Find every line in the records below that holds the word "this" and copy it.
──────── SUPPLIED MATERIAL
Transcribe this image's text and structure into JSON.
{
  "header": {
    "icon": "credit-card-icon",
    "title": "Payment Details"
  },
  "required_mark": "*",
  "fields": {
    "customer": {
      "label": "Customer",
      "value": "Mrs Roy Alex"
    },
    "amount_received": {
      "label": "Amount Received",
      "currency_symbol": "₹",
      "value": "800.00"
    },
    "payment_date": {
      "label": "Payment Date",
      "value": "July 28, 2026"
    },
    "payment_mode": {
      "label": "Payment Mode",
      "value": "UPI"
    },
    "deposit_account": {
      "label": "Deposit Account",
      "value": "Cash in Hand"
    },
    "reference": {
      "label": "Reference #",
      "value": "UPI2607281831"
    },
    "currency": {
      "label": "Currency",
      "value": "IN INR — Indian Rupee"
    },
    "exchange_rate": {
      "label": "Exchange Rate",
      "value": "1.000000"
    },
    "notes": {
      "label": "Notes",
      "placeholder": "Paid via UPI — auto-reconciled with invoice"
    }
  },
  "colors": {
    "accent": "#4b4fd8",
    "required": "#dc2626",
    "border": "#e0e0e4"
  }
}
────────────────
──────── SUPPLIED MATERIAL
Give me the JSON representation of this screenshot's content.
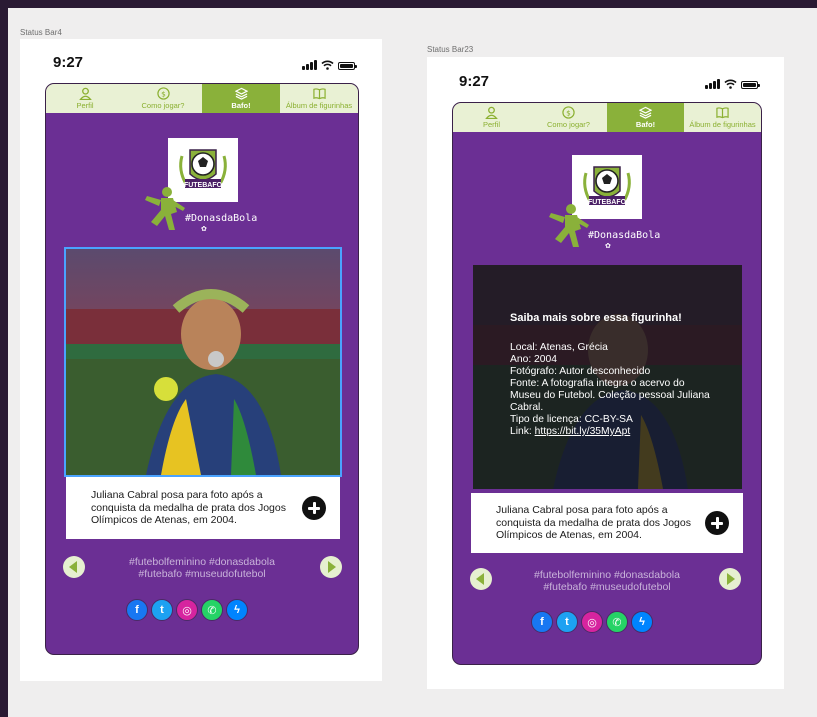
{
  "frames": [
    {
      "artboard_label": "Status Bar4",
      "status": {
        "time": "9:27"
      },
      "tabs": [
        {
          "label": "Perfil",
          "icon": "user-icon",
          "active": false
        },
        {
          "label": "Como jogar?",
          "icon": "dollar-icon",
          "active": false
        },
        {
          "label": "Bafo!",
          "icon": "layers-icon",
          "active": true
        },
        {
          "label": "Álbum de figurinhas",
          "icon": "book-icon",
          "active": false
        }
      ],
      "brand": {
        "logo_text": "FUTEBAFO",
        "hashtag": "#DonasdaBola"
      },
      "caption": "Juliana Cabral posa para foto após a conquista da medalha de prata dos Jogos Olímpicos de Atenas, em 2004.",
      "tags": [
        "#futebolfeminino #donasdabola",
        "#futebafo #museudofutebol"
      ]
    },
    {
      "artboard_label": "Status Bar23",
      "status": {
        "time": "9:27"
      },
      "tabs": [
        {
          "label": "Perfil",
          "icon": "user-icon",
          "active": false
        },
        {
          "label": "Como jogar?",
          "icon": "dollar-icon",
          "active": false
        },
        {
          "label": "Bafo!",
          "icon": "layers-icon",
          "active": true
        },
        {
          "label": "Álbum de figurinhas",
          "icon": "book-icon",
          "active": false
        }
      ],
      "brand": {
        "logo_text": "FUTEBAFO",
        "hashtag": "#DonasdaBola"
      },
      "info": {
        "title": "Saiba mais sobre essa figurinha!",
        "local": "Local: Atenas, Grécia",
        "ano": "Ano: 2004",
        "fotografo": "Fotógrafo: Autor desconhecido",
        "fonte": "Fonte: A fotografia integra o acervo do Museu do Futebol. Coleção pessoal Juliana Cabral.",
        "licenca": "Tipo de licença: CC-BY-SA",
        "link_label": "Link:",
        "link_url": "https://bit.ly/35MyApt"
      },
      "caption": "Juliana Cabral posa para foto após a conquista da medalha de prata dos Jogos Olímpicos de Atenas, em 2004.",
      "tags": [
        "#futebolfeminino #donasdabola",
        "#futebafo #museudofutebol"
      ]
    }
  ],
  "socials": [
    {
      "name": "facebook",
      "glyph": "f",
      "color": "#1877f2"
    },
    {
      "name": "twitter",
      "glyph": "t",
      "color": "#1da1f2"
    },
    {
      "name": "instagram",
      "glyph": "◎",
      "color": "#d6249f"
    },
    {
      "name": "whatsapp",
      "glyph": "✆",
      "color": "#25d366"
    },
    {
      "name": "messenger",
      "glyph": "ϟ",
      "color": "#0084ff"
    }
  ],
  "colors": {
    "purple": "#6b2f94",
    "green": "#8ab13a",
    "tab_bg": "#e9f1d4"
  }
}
────────────────
* RESULT OF THE TASK:
Transcribe this image's text and structure into JSON.
Give me the JSON representation of this screenshot's content.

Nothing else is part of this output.